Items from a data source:
···

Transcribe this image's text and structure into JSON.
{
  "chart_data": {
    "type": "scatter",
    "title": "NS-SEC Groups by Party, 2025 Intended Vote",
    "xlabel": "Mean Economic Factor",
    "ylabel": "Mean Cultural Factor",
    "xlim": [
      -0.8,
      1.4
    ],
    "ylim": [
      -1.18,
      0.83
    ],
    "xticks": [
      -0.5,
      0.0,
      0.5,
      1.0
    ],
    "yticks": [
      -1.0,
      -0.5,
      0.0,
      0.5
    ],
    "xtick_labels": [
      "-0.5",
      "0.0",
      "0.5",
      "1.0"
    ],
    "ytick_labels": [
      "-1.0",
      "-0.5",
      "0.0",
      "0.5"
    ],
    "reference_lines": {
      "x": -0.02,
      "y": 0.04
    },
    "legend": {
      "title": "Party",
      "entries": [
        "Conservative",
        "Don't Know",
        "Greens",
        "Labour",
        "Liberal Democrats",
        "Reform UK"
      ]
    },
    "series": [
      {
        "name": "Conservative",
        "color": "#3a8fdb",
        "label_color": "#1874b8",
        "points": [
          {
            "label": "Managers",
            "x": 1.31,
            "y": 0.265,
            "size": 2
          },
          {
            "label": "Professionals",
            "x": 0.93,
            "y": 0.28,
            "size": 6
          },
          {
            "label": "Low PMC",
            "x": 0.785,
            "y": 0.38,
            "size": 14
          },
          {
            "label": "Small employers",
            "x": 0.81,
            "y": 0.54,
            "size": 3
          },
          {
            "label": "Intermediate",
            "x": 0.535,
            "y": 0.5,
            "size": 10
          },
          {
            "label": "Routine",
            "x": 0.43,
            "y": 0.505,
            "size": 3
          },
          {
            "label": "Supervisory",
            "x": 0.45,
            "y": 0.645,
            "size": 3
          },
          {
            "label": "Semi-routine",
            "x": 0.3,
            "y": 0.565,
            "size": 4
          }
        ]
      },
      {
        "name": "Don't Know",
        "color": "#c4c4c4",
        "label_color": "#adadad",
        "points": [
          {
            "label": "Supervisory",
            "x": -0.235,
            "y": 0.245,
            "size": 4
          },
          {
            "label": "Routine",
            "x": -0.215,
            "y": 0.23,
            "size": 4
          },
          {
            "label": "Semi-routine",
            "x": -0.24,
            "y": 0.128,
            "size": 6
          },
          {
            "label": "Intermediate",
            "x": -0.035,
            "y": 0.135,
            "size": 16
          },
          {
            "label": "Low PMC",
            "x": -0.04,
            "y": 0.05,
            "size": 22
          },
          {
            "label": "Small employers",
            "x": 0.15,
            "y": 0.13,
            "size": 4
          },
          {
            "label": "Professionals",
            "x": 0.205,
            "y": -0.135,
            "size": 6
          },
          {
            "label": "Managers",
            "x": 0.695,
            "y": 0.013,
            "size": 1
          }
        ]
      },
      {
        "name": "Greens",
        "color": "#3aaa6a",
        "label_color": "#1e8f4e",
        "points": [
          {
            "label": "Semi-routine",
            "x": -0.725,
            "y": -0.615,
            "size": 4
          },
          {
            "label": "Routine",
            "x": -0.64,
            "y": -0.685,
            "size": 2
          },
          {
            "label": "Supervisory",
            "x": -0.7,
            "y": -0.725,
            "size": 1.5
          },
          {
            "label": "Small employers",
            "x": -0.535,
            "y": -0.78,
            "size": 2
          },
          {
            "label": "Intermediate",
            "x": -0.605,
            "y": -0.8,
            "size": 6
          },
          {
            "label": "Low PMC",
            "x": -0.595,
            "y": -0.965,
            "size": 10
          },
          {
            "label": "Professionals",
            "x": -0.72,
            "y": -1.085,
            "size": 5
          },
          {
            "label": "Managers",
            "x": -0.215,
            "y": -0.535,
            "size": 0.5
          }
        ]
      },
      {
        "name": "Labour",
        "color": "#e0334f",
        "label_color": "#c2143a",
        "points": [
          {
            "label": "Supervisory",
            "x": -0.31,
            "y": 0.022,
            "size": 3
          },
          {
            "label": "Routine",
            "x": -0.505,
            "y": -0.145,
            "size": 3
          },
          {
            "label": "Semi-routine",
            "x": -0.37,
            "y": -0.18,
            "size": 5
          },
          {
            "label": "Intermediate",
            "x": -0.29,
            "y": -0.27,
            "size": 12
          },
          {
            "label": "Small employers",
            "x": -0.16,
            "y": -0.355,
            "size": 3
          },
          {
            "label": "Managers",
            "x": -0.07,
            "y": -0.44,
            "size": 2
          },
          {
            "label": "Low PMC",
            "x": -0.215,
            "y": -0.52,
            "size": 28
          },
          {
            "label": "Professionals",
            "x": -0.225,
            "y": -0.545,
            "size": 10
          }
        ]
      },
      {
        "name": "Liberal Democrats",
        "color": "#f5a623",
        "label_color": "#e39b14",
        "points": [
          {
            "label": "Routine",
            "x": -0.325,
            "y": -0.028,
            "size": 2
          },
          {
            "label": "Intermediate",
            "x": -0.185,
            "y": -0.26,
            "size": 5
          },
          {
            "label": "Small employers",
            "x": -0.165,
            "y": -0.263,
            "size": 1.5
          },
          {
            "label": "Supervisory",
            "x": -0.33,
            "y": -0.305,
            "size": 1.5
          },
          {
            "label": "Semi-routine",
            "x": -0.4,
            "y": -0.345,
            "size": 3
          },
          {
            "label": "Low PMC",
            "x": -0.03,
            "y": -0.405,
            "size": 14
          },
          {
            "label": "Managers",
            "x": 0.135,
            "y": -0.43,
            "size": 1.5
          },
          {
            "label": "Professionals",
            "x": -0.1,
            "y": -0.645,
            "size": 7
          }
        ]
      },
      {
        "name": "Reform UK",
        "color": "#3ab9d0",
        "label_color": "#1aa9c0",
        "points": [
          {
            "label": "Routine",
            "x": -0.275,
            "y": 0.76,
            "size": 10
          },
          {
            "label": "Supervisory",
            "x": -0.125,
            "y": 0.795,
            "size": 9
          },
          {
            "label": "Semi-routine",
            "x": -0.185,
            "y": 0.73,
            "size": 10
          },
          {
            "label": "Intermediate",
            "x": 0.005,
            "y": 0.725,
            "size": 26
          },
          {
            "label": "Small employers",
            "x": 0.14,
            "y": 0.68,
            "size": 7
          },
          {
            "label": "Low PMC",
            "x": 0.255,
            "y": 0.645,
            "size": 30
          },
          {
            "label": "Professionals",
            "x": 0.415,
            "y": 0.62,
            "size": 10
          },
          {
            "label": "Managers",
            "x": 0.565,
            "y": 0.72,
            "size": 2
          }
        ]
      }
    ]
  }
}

···

Lines from the records above that hold "Democrats" are the ones to list.

Answer to the problem =
        "Liberal Democrats",
        "name": "Liberal Democrats",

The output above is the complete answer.